Goal of the exercise: Copy each line where the word "work" occurs.

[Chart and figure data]
|---|
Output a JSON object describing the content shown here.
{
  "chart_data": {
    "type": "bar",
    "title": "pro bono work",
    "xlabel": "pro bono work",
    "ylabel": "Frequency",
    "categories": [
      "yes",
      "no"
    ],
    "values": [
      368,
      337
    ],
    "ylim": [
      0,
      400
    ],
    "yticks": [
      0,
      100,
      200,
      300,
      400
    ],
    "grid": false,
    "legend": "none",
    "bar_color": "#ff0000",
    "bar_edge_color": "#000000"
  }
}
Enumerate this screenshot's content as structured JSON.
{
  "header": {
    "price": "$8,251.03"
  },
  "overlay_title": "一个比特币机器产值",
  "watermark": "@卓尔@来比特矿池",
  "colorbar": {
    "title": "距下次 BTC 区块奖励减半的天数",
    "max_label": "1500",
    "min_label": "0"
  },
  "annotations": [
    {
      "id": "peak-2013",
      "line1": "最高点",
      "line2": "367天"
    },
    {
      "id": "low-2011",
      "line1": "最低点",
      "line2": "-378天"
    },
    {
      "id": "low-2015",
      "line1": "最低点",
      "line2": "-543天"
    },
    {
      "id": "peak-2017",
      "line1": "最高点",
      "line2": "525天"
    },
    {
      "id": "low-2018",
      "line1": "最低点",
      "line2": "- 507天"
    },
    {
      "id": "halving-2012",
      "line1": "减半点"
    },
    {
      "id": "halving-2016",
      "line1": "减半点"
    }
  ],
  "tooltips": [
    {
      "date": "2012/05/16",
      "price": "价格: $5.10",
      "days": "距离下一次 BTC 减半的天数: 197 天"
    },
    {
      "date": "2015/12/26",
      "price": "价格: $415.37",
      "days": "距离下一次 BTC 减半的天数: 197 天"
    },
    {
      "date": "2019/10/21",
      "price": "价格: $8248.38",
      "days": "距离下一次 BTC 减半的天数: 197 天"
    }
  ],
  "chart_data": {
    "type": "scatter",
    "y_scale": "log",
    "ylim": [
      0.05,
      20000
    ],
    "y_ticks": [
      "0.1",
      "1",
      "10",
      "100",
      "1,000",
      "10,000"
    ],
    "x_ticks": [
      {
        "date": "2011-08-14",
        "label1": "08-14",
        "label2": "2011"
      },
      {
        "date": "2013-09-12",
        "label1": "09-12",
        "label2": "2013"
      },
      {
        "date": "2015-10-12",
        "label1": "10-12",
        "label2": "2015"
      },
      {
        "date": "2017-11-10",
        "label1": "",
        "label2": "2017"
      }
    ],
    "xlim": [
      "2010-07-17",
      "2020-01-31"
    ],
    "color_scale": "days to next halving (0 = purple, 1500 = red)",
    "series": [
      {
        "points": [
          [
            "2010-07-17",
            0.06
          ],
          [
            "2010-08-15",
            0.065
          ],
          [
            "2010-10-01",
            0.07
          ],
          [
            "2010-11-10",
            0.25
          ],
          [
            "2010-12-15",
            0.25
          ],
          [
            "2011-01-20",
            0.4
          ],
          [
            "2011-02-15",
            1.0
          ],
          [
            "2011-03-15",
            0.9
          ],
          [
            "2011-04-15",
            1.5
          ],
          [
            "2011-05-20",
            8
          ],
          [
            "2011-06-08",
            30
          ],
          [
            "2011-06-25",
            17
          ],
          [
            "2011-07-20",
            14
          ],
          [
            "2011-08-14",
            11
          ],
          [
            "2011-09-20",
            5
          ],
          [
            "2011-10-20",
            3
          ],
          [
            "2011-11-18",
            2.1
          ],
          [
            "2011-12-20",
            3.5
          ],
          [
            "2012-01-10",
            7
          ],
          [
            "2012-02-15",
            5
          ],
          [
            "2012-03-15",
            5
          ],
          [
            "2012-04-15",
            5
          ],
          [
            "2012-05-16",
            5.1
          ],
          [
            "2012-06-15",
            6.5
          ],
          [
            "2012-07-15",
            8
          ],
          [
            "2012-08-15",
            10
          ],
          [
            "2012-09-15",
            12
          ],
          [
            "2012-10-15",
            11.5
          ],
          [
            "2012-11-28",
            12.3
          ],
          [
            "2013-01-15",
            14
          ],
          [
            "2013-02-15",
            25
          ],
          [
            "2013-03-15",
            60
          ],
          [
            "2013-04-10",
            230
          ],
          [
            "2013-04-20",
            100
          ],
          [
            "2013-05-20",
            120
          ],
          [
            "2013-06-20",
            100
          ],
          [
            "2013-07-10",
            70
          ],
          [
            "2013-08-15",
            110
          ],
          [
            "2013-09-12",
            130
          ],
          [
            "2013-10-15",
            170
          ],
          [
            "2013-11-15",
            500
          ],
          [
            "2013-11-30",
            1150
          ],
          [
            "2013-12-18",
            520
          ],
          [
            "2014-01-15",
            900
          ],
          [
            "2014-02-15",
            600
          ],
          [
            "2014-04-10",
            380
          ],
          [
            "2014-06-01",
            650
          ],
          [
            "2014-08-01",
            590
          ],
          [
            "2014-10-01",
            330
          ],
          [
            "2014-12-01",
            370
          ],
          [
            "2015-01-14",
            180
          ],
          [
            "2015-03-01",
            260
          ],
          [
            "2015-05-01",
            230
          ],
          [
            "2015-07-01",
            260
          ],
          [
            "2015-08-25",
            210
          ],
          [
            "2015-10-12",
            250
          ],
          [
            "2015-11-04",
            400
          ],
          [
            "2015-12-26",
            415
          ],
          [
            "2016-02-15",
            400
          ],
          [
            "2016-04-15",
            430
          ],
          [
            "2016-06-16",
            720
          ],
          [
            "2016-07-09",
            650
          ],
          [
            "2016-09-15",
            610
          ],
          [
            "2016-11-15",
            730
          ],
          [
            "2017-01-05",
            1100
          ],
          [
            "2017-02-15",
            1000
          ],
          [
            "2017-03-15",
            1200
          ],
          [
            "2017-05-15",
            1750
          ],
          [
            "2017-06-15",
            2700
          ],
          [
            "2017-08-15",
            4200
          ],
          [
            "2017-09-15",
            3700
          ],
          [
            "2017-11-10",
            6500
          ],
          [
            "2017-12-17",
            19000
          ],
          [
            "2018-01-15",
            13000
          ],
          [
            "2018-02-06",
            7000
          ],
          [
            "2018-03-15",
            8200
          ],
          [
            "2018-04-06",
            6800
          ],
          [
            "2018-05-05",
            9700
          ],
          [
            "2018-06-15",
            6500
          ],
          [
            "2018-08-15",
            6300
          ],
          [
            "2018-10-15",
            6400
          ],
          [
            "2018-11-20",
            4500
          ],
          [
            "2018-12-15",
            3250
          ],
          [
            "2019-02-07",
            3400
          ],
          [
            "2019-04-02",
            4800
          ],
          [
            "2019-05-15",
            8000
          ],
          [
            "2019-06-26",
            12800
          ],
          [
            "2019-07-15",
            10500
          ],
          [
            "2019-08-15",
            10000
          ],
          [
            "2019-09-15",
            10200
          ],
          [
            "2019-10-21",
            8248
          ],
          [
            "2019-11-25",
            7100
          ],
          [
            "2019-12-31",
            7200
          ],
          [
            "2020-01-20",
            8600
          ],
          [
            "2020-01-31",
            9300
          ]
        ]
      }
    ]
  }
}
|---|
Task result:
    "title": "pro bono work",
    "xlabel": "pro bono work",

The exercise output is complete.